Problem statement =
Pictures stay out of the copy; restate everything else in the material exactly.

>> START Material to process

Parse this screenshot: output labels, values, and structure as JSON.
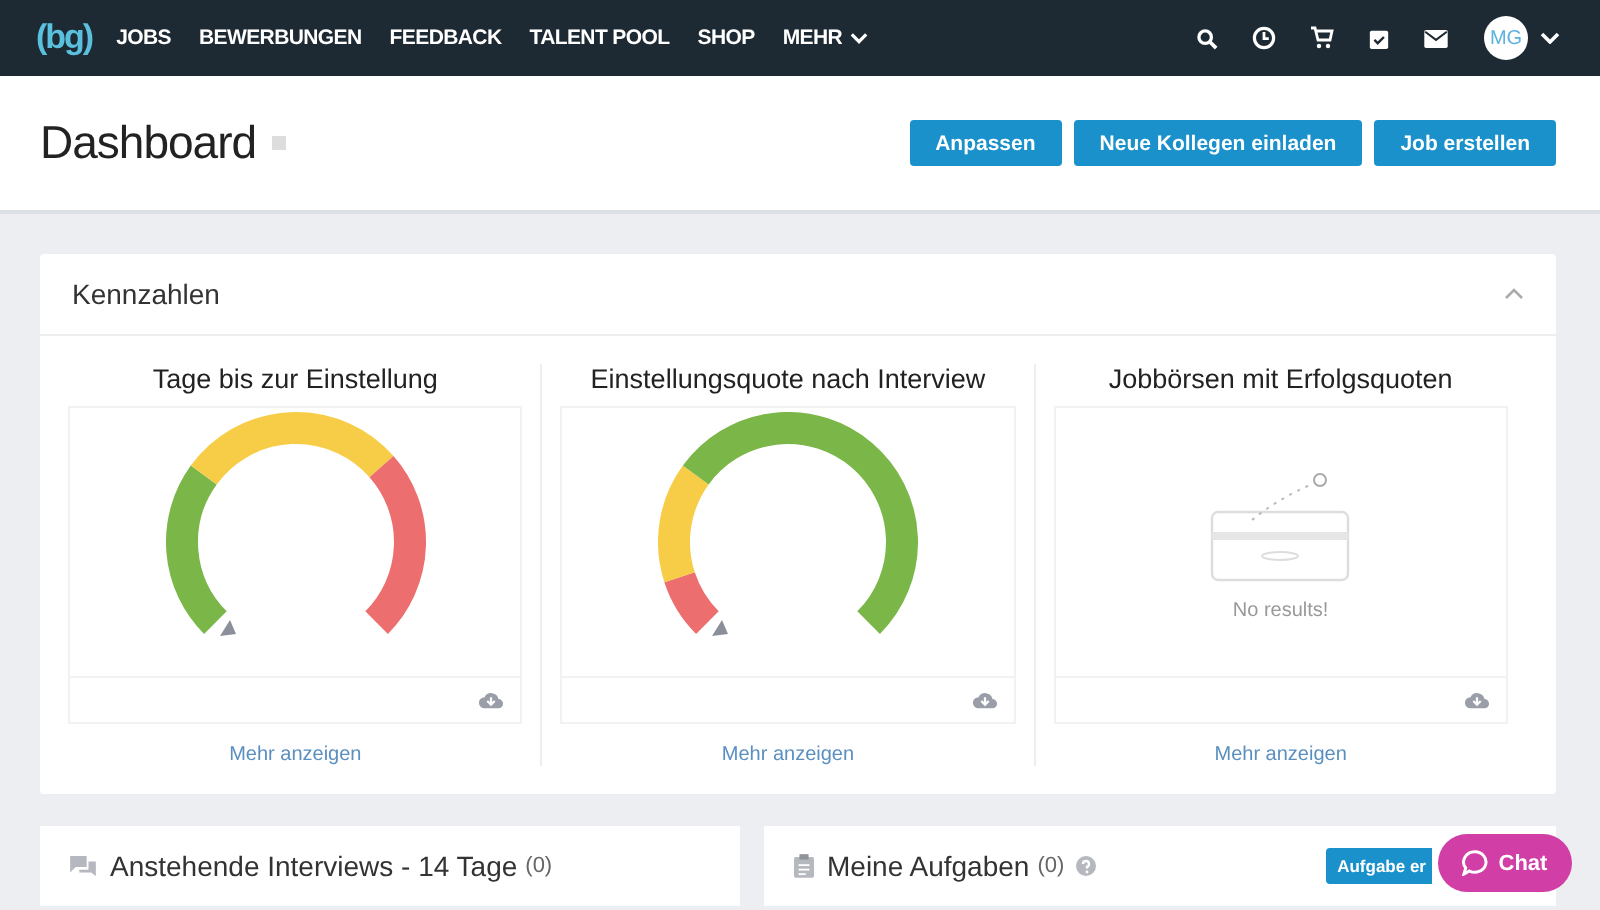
{
  "nav": {
    "logo": "(bg)",
    "items": [
      {
        "label": "JOBS",
        "dropdown": false
      },
      {
        "label": "BEWERBUNGEN",
        "dropdown": false
      },
      {
        "label": "FEEDBACK",
        "dropdown": false
      },
      {
        "label": "TALENT POOL",
        "dropdown": false
      },
      {
        "label": "SHOP",
        "dropdown": false
      },
      {
        "label": "MEHR",
        "dropdown": true
      }
    ],
    "avatar": "MG"
  },
  "header": {
    "title": "Dashboard",
    "buttons": [
      "Anpassen",
      "Neue Kollegen einladen",
      "Job erstellen"
    ]
  },
  "kennzahlen": {
    "title": "Kennzahlen",
    "expanded": true,
    "widgets": [
      {
        "title": "Tage bis zur Einstellung",
        "kind": "gauge",
        "link": "Mehr anzeigen"
      },
      {
        "title": "Einstellungsquote nach Interview",
        "kind": "gauge",
        "link": "Mehr anzeigen"
      },
      {
        "title": "Jobbörsen mit Erfolgsquoten",
        "kind": "empty",
        "message": "No results!",
        "link": "Mehr anzeigen"
      }
    ]
  },
  "bottom": [
    {
      "kind": "interviews",
      "title": "Anstehende Interviews - 14 Tage",
      "count": "(0)",
      "help": false
    },
    {
      "kind": "tasks",
      "title": "Meine Aufgaben",
      "count": "(0)",
      "help": true,
      "button": "Aufgabe er"
    }
  ],
  "chat": "Chat"
}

>> END Material to process

Expected answer =
Parse this screenshot: output labels, values, and structure as JSON.
{
  "nav": {
    "logo": "(bg)",
    "items": [
      {
        "label": "JOBS",
        "dropdown": false
      },
      {
        "label": "BEWERBUNGEN",
        "dropdown": false
      },
      {
        "label": "FEEDBACK",
        "dropdown": false
      },
      {
        "label": "TALENT POOL",
        "dropdown": false
      },
      {
        "label": "SHOP",
        "dropdown": false
      },
      {
        "label": "MEHR",
        "dropdown": true
      }
    ],
    "avatar": "MG"
  },
  "header": {
    "title": "Dashboard",
    "buttons": [
      "Anpassen",
      "Neue Kollegen einladen",
      "Job erstellen"
    ]
  },
  "kennzahlen": {
    "title": "Kennzahlen",
    "expanded": true,
    "widgets": [
      {
        "title": "Tage bis zur Einstellung",
        "kind": "gauge",
        "link": "Mehr anzeigen"
      },
      {
        "title": "Einstellungsquote nach Interview",
        "kind": "gauge",
        "link": "Mehr anzeigen"
      },
      {
        "title": "Jobbörsen mit Erfolgsquoten",
        "kind": "empty",
        "message": "No results!",
        "link": "Mehr anzeigen"
      }
    ]
  },
  "bottom": [
    {
      "kind": "interviews",
      "title": "Anstehende Interviews - 14 Tage",
      "count": "(0)",
      "help": false
    },
    {
      "kind": "tasks",
      "title": "Meine Aufgaben",
      "count": "(0)",
      "help": true,
      "button": "Aufgabe er"
    }
  ],
  "chat": "Chat"
}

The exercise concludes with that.